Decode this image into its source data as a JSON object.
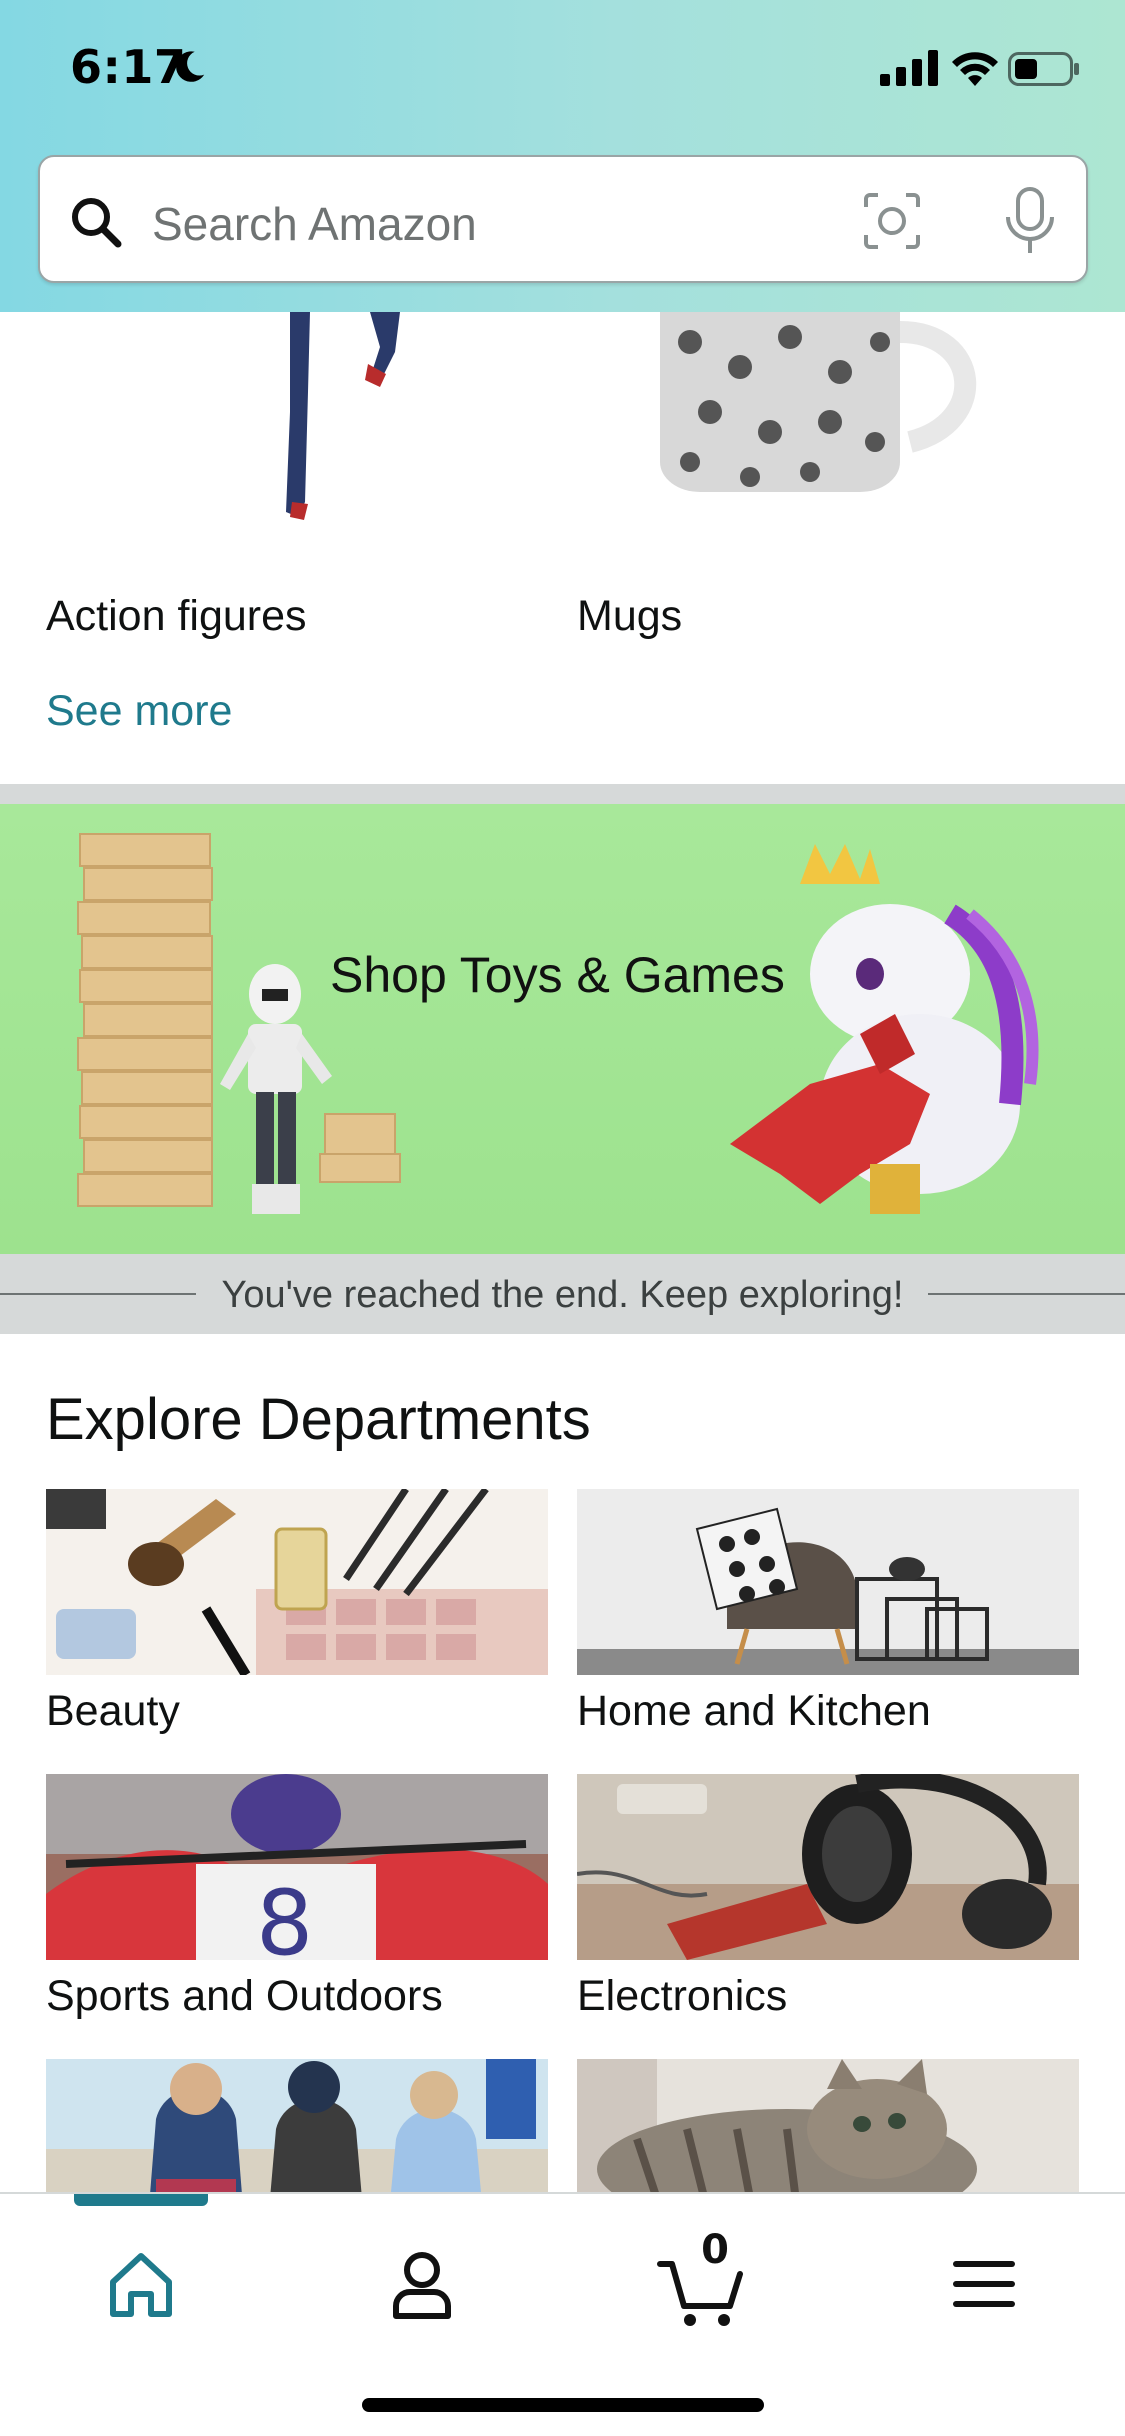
{
  "status_bar": {
    "time": "6:17"
  },
  "search": {
    "placeholder": "Search Amazon"
  },
  "top_categories": [
    {
      "label": "Action figures"
    },
    {
      "label": "Mugs"
    }
  ],
  "see_more": "See more",
  "promo": {
    "title": "Shop Toys & Games"
  },
  "end_message": "You've reached the end. Keep exploring!",
  "departments": {
    "title": "Explore Departments",
    "items": [
      {
        "label": "Beauty"
      },
      {
        "label": "Home and Kitchen"
      },
      {
        "label": "Sports and Outdoors"
      },
      {
        "label": "Electronics"
      },
      {
        "label": ""
      },
      {
        "label": ""
      }
    ]
  },
  "bottom_nav": {
    "items": [
      "home-icon",
      "account-icon",
      "cart-icon",
      "menu-icon"
    ],
    "active": "home-icon",
    "cart_count": "0"
  },
  "colors": {
    "accent": "#1f7a8c",
    "header_gradient_start": "#84d8e3",
    "header_gradient_end": "#ade6d2",
    "promo_bg": "#a8e89a"
  }
}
■ ■ ■
* Requirements *
Reproduce every line of the material precisely, omitting its pictures.

* Exercise solution *
Decode this image into its source data as a JSON object.
{
  "status_bar": {
    "time": "6:17"
  },
  "search": {
    "placeholder": "Search Amazon"
  },
  "top_categories": [
    {
      "label": "Action figures"
    },
    {
      "label": "Mugs"
    }
  ],
  "see_more": "See more",
  "promo": {
    "title": "Shop Toys & Games"
  },
  "end_message": "You've reached the end. Keep exploring!",
  "departments": {
    "title": "Explore Departments",
    "items": [
      {
        "label": "Beauty"
      },
      {
        "label": "Home and Kitchen"
      },
      {
        "label": "Sports and Outdoors"
      },
      {
        "label": "Electronics"
      },
      {
        "label": ""
      },
      {
        "label": ""
      }
    ]
  },
  "bottom_nav": {
    "items": [
      "home-icon",
      "account-icon",
      "cart-icon",
      "menu-icon"
    ],
    "active": "home-icon",
    "cart_count": "0"
  },
  "colors": {
    "accent": "#1f7a8c",
    "header_gradient_start": "#84d8e3",
    "header_gradient_end": "#ade6d2",
    "promo_bg": "#a8e89a"
  }
}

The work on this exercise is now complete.